→ Source text
_ _ _ _ _ _ _
By: _________________________
Name:
Title:
Date:
EXHIBIT 7(K)(1)
FORM OF OPINION OF FUND COUNSEL
i. The Registration Statement and all post-effective amendments
thereto, if any, are effective under the Act and no stop order with respect
thereto has been issued and no proceeding for that purpose has been instituted
or, to the best of our knowledge, is threatened by the Commission. Any filing of
the Prospectus or any supplements thereto required under Rule 497 under the Act
prior to the date hereof have been made in the manner and within the time
required by such rule.
ii. The Fund is duly licensed and qualified to do business and in good
standing in each jurisdiction in which its ownership or leasing of property or
its conducting of business as described in the Registration Statement and
Prospectus (and any amendment or supplement thereto) requires such
qualification; and the Fund owns, possesses or has obtained and currently
maintains all governmental licenses, permits, consents, orders, approvals and
other authorizations necessary to carry on its business as described in the
Prospectus, except where the failure to obtain such licenses, permits, consents,
orders, approvals and other authorizations, either alone or in the aggregate,
would not have a Fund Material Adverse Effect. The Fund has no subsidiaries.
iii. The Shares conform in all material respects to the description of
them in the Prospectus under the caption "Description of Shares - Common Shares"
_ _ _ _ _ _ _
→ Given instruction
List each kind of governmental authorization that paragraph ii of the opinion form above says the Fund "owns, possesses or has obtained and currently maintains."

→ Extracted material
_ _ _ _ _ _ _
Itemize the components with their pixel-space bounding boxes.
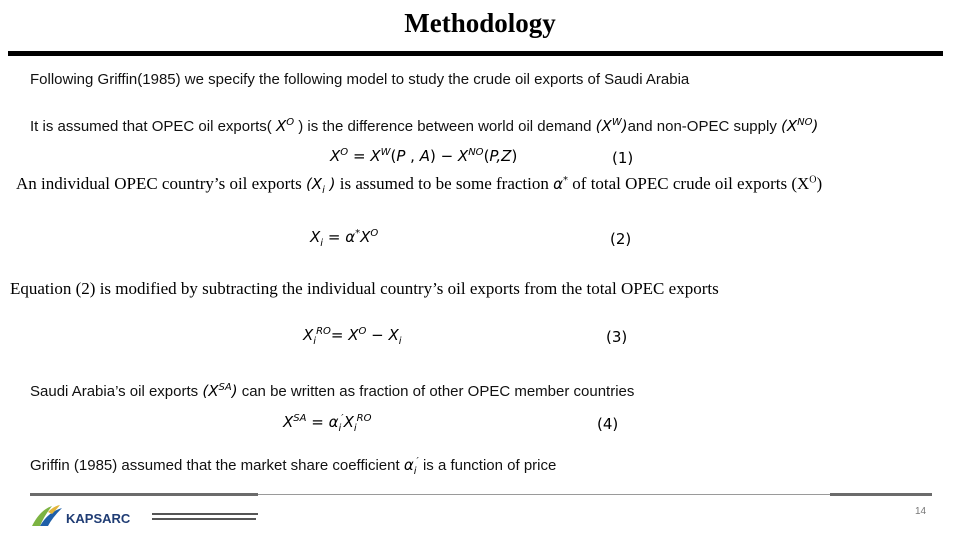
math-xo: $X^O$ — [275, 117, 295, 135]
equation-4: $X^{SA} = \alpha_i'X_i^{RO}$ — [283, 413, 372, 434]
equation-2: $X_i = \alpha^*X^O$ — [310, 228, 379, 249]
title-rule — [8, 51, 943, 56]
paragraph-opec-exports — [30, 117, 818, 135]
text-segment: ) — [816, 174, 823, 193]
text-segment: ) is the difference between world oil demand — [298, 118, 592, 135]
equation-4-number: (4) — [597, 415, 619, 433]
text-segment: can be written as fraction of other OPEC member countries — [241, 383, 635, 400]
text-segment: and non-OPEC supply — [627, 118, 777, 135]
text-segment: Saudi Arabia’s oil exports — [30, 383, 199, 400]
paragraph-individual-exports — [16, 174, 822, 194]
math-xsa: $(X^{SA})$ — [202, 382, 238, 400]
equation-3-number: (3) — [606, 328, 628, 346]
page-title: Methodology — [404, 8, 556, 38]
page-number: 14 — [915, 506, 927, 517]
equation-1-number: (1) — [612, 149, 634, 167]
paragraph-market-share — [30, 456, 557, 477]
text-segment: is assumed to be some fraction — [339, 174, 549, 193]
equation-3: $X_i^{RO}= X^O - X_i$ — [303, 326, 402, 347]
equation-1: $X^O = X^W(P$ , $A) - X^{NO}(P,Z)$ — [330, 147, 518, 165]
kapsarc-logo-mark-icon — [30, 502, 150, 530]
text-superscript: O — [809, 174, 817, 186]
math-alpha-star: α* — [553, 175, 569, 193]
footer-bar-right — [830, 493, 932, 496]
paragraph-intro: Following Griffin(1985) we specify the following model to study the crude oil exports of Saudi Arabia — [30, 71, 690, 88]
paragraph-saudi-exports — [30, 382, 634, 400]
math-xw: $(X^W)$ — [595, 117, 628, 135]
text-segment: It is assumed that OPEC oil exports( — [30, 118, 272, 135]
footer-thin-rule — [258, 494, 830, 495]
math-xno: $(X^{NO})$ — [781, 117, 819, 135]
kapsarc-logo-text: KAPSARC — [66, 511, 131, 526]
tagline-line — [152, 518, 256, 520]
footer-bar-left — [30, 493, 258, 496]
paragraph-modified-equation: Equation (2) is modified by subtracting the individual country’s oil exports from the total OPEC exports — [10, 279, 719, 298]
math-alpha-prime: $\alpha_i'$ — [403, 456, 419, 477]
tagline-line — [152, 513, 258, 515]
text-segment: of total OPEC crude oil exports (X — [572, 174, 810, 193]
logo-tagline — [152, 513, 258, 523]
math-xi: ($X_i$ ) — [305, 175, 336, 196]
text-segment: An individual OPEC country’s oil exports — [16, 174, 302, 193]
text-segment: is a function of price — [422, 457, 557, 474]
equation-2-number: (2) — [610, 230, 632, 248]
text-segment: Griffin (1985) assumed that the market share coefficient — [30, 457, 400, 474]
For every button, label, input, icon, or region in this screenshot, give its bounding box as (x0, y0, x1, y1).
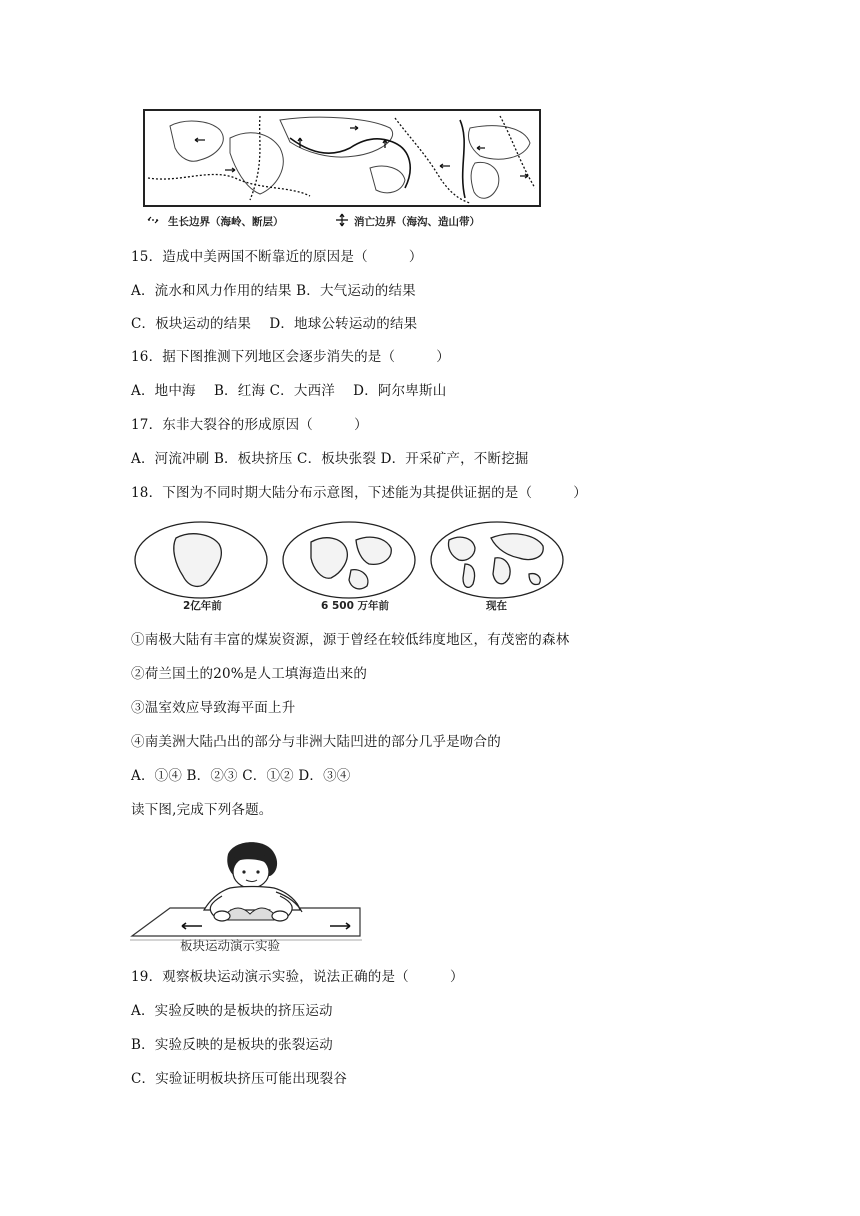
q18-statement-4: ④南美洲大陆凸出的部分与非洲大陆凹进的部分几乎是吻合的 (131, 734, 501, 750)
legend-growth-label: 生长边界（海岭、断层） (168, 216, 284, 228)
globe-present (431, 522, 563, 598)
q16-options: A．地中海 B．红海 C．大西洋 D．阿尔卑斯山 (131, 383, 447, 399)
q19-option-b: B．实验反映的是板块的张裂运动 (131, 1037, 333, 1053)
q17-stem: 17．东非大裂谷的形成原因（ ） (131, 417, 368, 433)
reading-prompt: 读下图,完成下列各题。 (131, 802, 273, 818)
plate-experiment-figure (130, 836, 362, 952)
q18-statement-1: ①南极大陆有丰富的煤炭资源，源于曾经在较低纬度地区，有茂密的森林 (131, 632, 570, 648)
legend-subduction-label: 消亡边界（海沟、造山带） (354, 216, 480, 228)
q19-option-a: A．实验反映的是板块的挤压运动 (131, 1003, 333, 1019)
continents-figure (131, 518, 567, 614)
label-65mya: 6 500 万年前 (321, 600, 390, 612)
globe-200mya (135, 522, 267, 598)
q18-statement-3: ③温室效应导致海平面上升 (131, 700, 296, 716)
label-200mya: 2亿年前 (183, 600, 222, 612)
q18-options: A．①④ B．②③ C．①② D．③④ (131, 768, 351, 784)
plate-boundary-map (140, 108, 544, 232)
q18-stem: 18．下图为不同时期大陆分布示意图，下述能为其提供证据的是（ ） (131, 485, 587, 501)
globe-65mya (283, 522, 415, 598)
experiment-caption: 板块运动演示实验 (180, 938, 281, 953)
q16-stem: 16．据下图推测下列地区会逐步消失的是（ ） (131, 349, 450, 365)
q15-options-line1: A．流水和风力作用的结果 B．大气运动的结果 (131, 283, 416, 299)
q15-stem: 15．造成中美两国不断靠近的原因是（ ） (131, 249, 423, 265)
q15-options-line2: C．板块运动的结果 D．地球公转运动的结果 (131, 316, 418, 332)
q19-option-c: C．实验证明板块挤压可能出现裂谷 (131, 1071, 348, 1087)
q18-statement-2: ②荷兰国土的20%是人工填海造出来的 (131, 666, 368, 682)
q19-stem: 19．观察板块运动演示实验，说法正确的是（ ） (131, 969, 464, 985)
label-present: 现在 (486, 600, 507, 612)
q17-options: A．河流冲刷 B．板块挤压 C．板块张裂 D．开采矿产，不断挖掘 (131, 451, 529, 467)
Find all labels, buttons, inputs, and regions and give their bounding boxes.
_ _ _ _ _ _ _
→ Response to this task
Licenses, permits, consents, orders, approvals, other authorizations